# PROBLEM TO SOLVE
Extract the full set of records that follows, word for word.
+++
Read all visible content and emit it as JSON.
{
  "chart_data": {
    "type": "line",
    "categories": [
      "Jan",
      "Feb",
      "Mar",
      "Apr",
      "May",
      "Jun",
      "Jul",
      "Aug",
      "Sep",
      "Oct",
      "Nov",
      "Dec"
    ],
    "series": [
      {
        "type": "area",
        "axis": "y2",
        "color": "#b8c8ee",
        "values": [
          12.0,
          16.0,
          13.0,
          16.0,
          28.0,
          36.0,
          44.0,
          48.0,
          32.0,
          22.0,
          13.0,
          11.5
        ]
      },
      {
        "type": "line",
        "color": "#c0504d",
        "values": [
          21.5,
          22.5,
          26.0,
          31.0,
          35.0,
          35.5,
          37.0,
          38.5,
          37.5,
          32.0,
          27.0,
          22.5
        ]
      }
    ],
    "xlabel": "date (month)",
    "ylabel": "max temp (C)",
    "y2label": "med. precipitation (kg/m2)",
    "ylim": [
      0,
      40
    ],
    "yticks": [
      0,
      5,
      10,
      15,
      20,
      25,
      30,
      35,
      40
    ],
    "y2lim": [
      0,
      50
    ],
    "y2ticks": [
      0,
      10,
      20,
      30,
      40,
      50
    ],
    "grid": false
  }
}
+++
# WRITTEN SOLUTION
Read all visible content and emit it as JSON.
{
  "chart_data": {
    "type": "line",
    "categories": [
      "Jan",
      "Feb",
      "Mar",
      "Apr",
      "May",
      "Jun",
      "Jul",
      "Aug",
      "Sep",
      "Oct",
      "Nov",
      "Dec"
    ],
    "series": [
      {
        "type": "area",
        "axis": "y2",
        "color": "#b8c8ee",
        "values": [
          12.0,
          16.0,
          13.0,
          16.0,
          28.0,
          36.0,
          44.0,
          48.0,
          32.0,
          22.0,
          13.0,
          11.5
        ]
      },
      {
        "type": "line",
        "color": "#c0504d",
        "values": [
          21.5,
          22.5,
          26.0,
          31.0,
          35.0,
          35.5,
          37.0,
          38.5,
          37.5,
          32.0,
          27.0,
          22.5
        ]
      }
    ],
    "xlabel": "date (month)",
    "ylabel": "max temp (C)",
    "y2label": "med. precipitation (kg/m2)",
    "ylim": [
      0,
      40
    ],
    "yticks": [
      0,
      5,
      10,
      15,
      20,
      25,
      30,
      35,
      40
    ],
    "y2lim": [
      0,
      50
    ],
    "y2ticks": [
      0,
      10,
      20,
      30,
      40,
      50
    ],
    "grid": false
  }
}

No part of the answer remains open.